Saved data entries

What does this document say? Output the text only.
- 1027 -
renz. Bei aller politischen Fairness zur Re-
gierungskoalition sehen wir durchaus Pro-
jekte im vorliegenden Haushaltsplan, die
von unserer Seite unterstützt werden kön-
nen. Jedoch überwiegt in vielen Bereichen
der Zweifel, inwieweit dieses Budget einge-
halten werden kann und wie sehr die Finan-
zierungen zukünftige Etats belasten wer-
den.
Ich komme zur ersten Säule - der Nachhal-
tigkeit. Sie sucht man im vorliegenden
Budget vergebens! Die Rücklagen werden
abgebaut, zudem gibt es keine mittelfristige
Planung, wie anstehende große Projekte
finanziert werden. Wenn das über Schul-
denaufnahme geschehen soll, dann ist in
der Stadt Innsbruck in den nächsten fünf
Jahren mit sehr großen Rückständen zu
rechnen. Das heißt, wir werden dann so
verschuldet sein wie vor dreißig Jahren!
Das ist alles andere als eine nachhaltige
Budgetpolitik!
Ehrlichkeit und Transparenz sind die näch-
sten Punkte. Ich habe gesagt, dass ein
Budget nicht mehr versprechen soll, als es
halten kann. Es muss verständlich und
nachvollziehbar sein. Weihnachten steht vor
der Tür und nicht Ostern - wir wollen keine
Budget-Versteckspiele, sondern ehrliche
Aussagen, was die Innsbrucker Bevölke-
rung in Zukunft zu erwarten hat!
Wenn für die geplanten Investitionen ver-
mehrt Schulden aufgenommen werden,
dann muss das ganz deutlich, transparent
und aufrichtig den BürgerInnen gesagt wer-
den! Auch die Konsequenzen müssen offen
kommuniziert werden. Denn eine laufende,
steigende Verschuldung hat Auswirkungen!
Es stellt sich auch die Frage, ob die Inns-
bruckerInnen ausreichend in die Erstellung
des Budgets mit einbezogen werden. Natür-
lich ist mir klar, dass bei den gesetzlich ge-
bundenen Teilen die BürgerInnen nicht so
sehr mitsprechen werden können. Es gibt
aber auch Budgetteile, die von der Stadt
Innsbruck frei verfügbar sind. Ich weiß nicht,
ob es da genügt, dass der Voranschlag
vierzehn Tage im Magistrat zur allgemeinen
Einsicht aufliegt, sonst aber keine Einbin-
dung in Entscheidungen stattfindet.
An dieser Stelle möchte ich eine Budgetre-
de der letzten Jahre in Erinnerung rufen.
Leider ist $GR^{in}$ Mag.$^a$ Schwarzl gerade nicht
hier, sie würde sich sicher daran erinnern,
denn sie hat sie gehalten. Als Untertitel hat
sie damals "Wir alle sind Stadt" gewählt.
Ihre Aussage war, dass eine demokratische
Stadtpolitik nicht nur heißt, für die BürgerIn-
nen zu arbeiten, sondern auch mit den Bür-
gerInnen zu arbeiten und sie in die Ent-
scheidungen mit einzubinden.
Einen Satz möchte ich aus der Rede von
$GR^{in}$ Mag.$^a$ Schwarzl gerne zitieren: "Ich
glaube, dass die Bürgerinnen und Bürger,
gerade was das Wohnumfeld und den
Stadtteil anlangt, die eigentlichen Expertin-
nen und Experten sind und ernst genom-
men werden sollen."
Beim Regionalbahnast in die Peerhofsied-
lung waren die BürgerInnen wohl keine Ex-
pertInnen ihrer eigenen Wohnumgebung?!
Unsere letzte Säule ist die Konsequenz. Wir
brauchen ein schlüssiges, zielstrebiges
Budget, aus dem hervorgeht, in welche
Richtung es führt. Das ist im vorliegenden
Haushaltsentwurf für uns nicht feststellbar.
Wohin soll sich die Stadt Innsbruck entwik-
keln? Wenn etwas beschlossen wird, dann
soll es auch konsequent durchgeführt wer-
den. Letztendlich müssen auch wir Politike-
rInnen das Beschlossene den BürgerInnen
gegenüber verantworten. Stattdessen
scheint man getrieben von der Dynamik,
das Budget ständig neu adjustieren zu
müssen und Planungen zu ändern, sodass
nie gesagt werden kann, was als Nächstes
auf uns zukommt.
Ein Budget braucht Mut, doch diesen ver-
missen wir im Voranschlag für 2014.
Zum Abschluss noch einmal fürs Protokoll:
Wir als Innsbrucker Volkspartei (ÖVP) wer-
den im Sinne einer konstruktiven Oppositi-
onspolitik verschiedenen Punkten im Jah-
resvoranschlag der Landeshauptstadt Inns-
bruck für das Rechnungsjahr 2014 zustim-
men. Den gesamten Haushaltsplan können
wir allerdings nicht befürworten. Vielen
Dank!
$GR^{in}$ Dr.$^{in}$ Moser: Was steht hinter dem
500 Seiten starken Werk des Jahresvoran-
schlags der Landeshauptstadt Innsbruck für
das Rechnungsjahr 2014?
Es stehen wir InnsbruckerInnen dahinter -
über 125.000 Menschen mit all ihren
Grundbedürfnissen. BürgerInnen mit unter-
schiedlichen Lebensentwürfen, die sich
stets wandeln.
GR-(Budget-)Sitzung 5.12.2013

What is expected:
Review the preceding data and report every line that includes the string "sehr".

Exercise result:
halten werden kann und wie sehr die Finan-
Jahren mit sehr großen Rückständen zu
sehr mitsprechen werden können. Es gibt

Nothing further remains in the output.